(Data records)
▼

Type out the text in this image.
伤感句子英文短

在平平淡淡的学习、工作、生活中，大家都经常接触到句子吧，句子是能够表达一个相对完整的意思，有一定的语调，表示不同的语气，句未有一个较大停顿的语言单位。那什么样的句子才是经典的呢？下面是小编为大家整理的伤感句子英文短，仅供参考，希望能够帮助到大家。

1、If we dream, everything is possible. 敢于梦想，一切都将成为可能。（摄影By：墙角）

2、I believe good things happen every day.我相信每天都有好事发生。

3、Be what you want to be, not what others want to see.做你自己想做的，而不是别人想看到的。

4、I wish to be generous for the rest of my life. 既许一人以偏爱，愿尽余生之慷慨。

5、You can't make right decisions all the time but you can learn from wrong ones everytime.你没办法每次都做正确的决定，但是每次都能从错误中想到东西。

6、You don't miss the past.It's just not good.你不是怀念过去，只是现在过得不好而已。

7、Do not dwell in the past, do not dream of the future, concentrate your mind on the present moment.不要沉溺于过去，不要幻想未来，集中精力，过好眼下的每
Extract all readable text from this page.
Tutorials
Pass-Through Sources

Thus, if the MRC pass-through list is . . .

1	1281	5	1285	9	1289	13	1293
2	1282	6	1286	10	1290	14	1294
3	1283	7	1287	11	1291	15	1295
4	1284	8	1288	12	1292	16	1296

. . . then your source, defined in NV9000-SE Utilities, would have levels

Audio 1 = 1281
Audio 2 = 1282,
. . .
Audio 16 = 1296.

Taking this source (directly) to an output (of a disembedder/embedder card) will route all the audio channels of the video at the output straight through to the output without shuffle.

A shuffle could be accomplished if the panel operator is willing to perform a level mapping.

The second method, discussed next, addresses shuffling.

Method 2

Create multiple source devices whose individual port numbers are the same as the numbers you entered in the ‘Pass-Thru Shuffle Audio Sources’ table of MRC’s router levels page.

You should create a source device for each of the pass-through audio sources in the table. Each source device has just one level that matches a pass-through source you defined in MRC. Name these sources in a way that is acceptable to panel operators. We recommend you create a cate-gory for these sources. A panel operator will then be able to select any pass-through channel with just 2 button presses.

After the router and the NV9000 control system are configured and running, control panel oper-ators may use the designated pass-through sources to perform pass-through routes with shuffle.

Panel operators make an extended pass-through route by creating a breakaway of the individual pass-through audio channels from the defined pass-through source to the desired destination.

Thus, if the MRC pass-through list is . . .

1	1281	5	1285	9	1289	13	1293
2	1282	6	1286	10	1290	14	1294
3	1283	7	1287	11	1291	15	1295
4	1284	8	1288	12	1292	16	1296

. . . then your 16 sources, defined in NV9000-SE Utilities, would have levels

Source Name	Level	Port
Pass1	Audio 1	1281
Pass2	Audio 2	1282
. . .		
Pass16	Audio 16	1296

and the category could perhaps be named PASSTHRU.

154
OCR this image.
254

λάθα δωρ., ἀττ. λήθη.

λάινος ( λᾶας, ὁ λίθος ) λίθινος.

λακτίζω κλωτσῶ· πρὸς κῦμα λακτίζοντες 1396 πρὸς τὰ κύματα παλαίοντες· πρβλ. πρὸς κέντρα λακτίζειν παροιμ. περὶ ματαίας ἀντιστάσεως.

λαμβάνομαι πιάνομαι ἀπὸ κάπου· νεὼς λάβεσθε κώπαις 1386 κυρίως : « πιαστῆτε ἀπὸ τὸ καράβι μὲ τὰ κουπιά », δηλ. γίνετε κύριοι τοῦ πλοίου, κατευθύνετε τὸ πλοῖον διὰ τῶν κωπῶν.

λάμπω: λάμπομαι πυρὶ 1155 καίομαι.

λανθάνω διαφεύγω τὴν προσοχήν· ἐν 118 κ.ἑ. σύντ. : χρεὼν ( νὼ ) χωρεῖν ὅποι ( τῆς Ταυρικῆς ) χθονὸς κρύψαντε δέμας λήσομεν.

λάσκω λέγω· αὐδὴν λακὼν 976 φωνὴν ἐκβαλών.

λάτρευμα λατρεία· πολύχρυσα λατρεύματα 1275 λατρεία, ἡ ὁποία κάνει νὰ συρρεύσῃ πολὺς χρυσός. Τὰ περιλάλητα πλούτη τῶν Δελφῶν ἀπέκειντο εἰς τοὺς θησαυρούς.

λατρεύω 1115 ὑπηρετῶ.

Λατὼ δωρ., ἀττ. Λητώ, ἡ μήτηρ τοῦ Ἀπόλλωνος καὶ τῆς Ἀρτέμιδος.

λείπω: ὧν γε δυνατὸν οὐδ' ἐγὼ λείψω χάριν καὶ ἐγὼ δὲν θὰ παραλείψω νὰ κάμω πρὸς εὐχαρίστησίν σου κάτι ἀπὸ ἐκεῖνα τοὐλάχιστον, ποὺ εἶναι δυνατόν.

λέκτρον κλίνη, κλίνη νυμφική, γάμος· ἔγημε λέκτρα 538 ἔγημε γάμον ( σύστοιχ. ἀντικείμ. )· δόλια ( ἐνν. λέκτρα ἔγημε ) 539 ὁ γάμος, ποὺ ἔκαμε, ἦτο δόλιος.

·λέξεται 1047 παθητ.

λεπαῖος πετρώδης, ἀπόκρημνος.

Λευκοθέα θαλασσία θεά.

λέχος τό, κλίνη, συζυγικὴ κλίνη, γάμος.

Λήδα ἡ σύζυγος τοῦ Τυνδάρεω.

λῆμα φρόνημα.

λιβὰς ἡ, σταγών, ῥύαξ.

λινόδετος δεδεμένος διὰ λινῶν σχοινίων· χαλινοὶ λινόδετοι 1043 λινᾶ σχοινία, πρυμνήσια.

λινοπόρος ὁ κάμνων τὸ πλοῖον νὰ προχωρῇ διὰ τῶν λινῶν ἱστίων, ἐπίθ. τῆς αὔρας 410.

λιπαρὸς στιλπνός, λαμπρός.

▲

* WHAT YOU ARE ASKED TO DO: Answer with one number: how many lines in the listing hold "good".

* RESULT OF THE TASK: 2